**Exercise description**:
Which lines hold the word "title"? Show each of them.

**Working data**:
=-=-=-=-=

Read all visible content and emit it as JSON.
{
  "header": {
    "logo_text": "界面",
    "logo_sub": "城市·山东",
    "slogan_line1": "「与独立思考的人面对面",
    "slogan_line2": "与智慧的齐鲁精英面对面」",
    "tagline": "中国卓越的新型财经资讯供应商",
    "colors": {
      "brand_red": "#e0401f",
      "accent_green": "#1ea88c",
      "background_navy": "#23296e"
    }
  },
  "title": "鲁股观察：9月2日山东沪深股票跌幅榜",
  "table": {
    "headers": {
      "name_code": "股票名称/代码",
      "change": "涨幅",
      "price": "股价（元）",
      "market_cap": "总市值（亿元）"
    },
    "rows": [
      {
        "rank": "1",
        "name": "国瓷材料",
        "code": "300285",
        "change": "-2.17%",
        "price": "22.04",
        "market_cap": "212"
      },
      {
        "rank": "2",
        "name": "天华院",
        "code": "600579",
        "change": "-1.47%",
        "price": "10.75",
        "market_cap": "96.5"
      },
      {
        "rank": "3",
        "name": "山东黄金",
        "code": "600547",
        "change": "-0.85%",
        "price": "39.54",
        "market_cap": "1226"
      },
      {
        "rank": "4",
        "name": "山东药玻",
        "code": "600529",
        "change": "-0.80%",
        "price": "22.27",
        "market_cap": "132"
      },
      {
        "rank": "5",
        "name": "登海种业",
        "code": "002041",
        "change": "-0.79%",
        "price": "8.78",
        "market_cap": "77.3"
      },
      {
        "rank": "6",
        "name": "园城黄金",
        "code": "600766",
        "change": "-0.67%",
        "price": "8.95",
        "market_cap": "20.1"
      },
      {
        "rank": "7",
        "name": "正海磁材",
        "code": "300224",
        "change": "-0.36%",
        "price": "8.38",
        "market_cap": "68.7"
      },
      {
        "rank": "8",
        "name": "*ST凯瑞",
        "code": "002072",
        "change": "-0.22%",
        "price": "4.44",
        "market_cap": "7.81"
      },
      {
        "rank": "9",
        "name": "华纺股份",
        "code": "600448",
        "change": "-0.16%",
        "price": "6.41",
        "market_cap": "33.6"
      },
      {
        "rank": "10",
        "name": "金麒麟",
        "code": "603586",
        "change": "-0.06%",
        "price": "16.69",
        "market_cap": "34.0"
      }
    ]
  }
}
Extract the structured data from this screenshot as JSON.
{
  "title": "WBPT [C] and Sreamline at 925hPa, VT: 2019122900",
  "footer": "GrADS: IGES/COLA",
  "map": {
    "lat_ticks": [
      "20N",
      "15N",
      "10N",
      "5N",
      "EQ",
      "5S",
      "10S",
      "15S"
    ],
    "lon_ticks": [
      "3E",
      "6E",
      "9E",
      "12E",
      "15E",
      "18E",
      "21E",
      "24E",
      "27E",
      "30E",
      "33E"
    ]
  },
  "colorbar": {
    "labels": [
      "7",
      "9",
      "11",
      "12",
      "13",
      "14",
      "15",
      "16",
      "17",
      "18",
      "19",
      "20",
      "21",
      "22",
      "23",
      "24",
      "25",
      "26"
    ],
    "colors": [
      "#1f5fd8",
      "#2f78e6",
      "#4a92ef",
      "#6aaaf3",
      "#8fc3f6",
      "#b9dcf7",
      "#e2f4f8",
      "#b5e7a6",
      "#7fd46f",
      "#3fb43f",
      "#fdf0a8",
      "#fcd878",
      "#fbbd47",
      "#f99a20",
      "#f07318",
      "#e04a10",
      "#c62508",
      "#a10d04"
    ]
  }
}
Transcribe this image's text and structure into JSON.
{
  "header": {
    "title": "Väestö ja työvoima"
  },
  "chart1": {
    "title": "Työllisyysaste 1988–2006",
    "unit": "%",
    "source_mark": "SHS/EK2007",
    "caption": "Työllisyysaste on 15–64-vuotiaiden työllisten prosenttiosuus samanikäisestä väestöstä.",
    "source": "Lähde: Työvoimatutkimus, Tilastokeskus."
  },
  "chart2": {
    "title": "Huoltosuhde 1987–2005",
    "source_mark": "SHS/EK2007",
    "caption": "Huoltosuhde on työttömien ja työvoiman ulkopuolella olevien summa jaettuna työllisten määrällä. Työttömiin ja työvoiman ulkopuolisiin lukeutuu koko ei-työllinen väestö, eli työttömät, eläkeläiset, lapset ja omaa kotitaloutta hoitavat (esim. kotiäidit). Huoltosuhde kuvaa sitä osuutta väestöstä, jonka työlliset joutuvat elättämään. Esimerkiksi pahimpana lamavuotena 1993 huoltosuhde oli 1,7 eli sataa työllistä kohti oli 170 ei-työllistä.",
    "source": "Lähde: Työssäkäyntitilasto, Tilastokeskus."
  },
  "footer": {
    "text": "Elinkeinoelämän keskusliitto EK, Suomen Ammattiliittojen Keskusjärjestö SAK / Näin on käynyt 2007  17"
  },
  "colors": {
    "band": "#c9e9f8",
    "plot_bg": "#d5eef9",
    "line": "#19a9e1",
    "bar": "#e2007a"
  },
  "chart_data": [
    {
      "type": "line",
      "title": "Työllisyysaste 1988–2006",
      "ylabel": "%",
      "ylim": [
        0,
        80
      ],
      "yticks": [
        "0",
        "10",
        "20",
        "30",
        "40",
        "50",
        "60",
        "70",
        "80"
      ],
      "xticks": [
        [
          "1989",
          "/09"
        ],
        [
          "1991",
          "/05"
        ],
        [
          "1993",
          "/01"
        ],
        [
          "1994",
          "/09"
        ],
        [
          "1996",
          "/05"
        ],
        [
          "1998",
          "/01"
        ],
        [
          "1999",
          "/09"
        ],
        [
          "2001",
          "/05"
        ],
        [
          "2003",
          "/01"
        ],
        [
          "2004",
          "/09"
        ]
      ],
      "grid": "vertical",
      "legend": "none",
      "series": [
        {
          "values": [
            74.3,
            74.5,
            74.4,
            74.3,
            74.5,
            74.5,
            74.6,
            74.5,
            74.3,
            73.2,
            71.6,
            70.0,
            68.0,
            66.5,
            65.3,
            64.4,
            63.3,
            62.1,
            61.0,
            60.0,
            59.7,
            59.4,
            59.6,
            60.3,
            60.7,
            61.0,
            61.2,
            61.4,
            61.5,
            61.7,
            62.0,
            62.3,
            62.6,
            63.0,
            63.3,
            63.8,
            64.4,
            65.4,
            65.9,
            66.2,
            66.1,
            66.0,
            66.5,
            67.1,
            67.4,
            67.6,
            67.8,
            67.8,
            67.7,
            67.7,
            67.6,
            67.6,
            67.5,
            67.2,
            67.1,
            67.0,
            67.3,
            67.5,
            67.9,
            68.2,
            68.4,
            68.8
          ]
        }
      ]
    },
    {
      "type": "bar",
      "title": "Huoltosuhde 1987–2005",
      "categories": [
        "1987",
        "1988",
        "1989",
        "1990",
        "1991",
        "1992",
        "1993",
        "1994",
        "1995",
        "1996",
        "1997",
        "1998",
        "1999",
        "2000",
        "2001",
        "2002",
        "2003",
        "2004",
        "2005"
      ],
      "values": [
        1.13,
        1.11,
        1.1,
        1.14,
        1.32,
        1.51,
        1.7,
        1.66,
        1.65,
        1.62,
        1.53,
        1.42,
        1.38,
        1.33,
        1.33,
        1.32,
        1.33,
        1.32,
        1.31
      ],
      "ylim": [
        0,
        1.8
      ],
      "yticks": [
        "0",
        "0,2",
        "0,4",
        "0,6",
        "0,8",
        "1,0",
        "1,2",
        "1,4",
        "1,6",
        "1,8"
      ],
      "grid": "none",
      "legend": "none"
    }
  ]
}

=-=-=-=-=

**Reply**:
  "title": "鲁股观察：9月2日山东沪深股票跌幅榜",
  "title": "WBPT [C] and Sreamline at 925hPa, VT: 2019122900",
    "title": "Väestö ja työvoima"
    "title": "Työllisyysaste 1988–2006",
    "title": "Huoltosuhde 1987–2005",
      "title": "Työllisyysaste 1988–2006",
      "title": "Huoltosuhde 1987–2005",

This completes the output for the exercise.